**PROBLEM**
Repeat the listing that follows, character for character, minus the pictures.

**EXTRACTED MATERIAL**
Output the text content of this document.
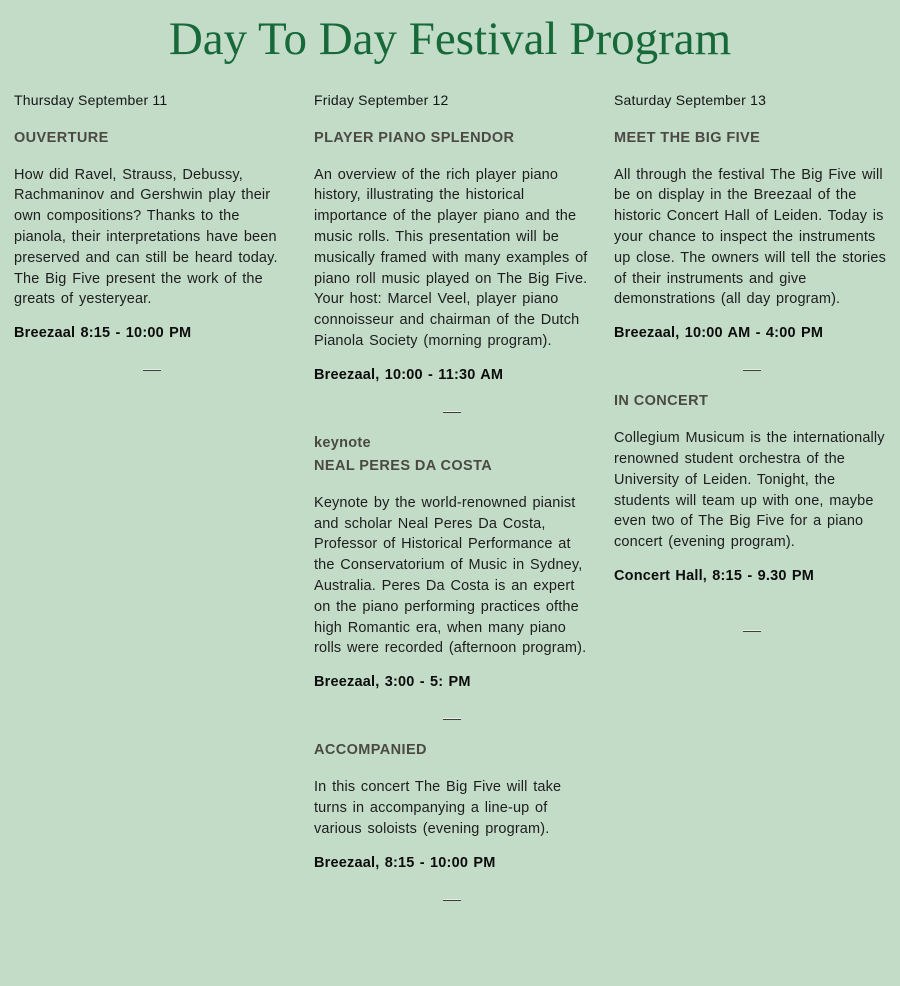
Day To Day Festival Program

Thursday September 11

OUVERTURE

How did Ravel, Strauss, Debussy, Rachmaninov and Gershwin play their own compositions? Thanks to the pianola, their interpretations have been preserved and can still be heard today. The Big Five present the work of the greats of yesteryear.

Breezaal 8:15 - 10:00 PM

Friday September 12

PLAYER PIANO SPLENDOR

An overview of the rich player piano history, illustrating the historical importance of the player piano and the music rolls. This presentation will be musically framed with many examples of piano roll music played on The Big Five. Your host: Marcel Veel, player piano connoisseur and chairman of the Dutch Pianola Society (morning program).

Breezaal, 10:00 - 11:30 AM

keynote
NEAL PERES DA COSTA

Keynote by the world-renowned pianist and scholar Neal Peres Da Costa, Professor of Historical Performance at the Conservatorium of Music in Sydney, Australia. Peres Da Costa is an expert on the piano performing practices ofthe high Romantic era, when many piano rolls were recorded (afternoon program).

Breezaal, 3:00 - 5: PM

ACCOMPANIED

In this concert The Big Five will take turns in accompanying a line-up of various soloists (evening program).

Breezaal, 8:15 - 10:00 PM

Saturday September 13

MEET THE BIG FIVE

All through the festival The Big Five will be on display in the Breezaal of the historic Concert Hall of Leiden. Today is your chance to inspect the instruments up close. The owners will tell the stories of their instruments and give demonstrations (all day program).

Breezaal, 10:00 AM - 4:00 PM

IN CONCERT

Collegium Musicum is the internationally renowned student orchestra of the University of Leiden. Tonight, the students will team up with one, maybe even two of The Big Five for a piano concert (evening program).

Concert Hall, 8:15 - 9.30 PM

**PROBLEM SOLUTION**
Output the text content of this document.
Day To Day Festival Program

Thursday September 11

OUVERTURE

How did Ravel, Strauss, Debussy, Rachmaninov and Gershwin play their own compositions? Thanks to the pianola, their interpretations have been preserved and can still be heard today. The Big Five present the work of the greats of yesteryear.

Breezaal 8:15 - 10:00 PM

Friday September 12

PLAYER PIANO SPLENDOR

An overview of the rich player piano history, illustrating the historical importance of the player piano and the music rolls. This presentation will be musically framed with many examples of piano roll music played on The Big Five. Your host: Marcel Veel, player piano connoisseur and chairman of the Dutch Pianola Society (morning program).

Breezaal, 10:00 - 11:30 AM

keynote
NEAL PERES DA COSTA

Keynote by the world-renowned pianist and scholar Neal Peres Da Costa, Professor of Historical Performance at the Conservatorium of Music in Sydney, Australia. Peres Da Costa is an expert on the piano performing practices ofthe high Romantic era, when many piano rolls were recorded (afternoon program).

Breezaal, 3:00 - 5: PM

ACCOMPANIED

In this concert The Big Five will take turns in accompanying a line-up of various soloists (evening program).

Breezaal, 8:15 - 10:00 PM

Saturday September 13

MEET THE BIG FIVE

All through the festival The Big Five will be on display in the Breezaal of the historic Concert Hall of Leiden. Today is your chance to inspect the instruments up close. The owners will tell the stories of their instruments and give demonstrations (all day program).

Breezaal, 10:00 AM - 4:00 PM

IN CONCERT

Collegium Musicum is the internationally renowned student orchestra of the University of Leiden. Tonight, the students will team up with one, maybe even two of The Big Five for a piano concert (evening program).

Concert Hall, 8:15 - 9.30 PM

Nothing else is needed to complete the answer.